Work to complete
Look through the material and copy each line holding "过了一会儿".

Given records
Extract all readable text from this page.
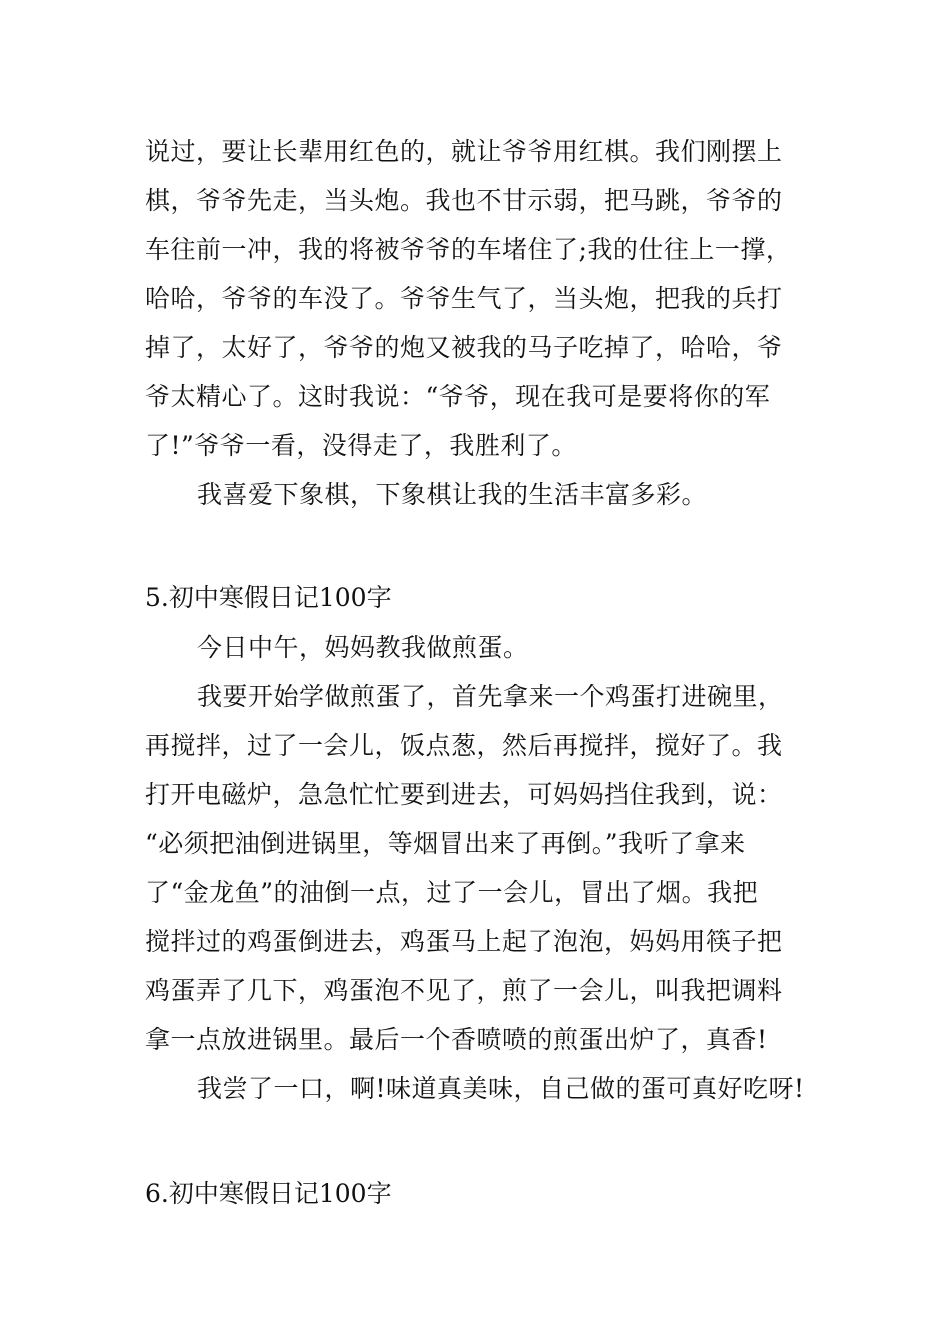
说过，要让长辈用红色的，就让爷爷用红棋。我们刚摆上
棋，爷爷先走，当头炮。我也不甘示弱，把马跳，爷爷的
车往前一冲，我的将被爷爷的车堵住了;我的仕往上一撑，
哈哈，爷爷的车没了。爷爷生气了，当头炮，把我的兵打
掉了，太好了，爷爷的炮又被我的马子吃掉了，哈哈，爷
爷太精心了。这时我说：“爷爷，现在我可是要将你的军
了!”爷爷一看，没得走了，我胜利了。
我喜爱下象棋，下象棋让我的生活丰富多彩。
5.初中寒假日记100字
今日中午，妈妈教我做煎蛋。
我要开始学做煎蛋了，首先拿来一个鸡蛋打进碗里，
再搅拌，过了一会儿，饭点葱，然后再搅拌，搅好了。我
打开电磁炉，急急忙忙要到进去，可妈妈挡住我到，说：
“必须把油倒进锅里，等烟冒出来了再倒。”我听了拿来
了“金龙鱼”的油倒一点，过了一会儿，冒出了烟。我把
搅拌过的鸡蛋倒进去，鸡蛋马上起了泡泡，妈妈用筷子把
鸡蛋弄了几下，鸡蛋泡不见了，煎了一会儿，叫我把调料
拿一点放进锅里。最后一个香喷喷的煎蛋出炉了，真香!
我尝了一口，啊!味道真美味，自己做的蛋可真好吃呀!
6.初中寒假日记100字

Response to the task
再搅拌，过了一会儿，饭点葱，然后再搅拌，搅好了。我
了“金龙鱼”的油倒一点，过了一会儿，冒出了烟。我把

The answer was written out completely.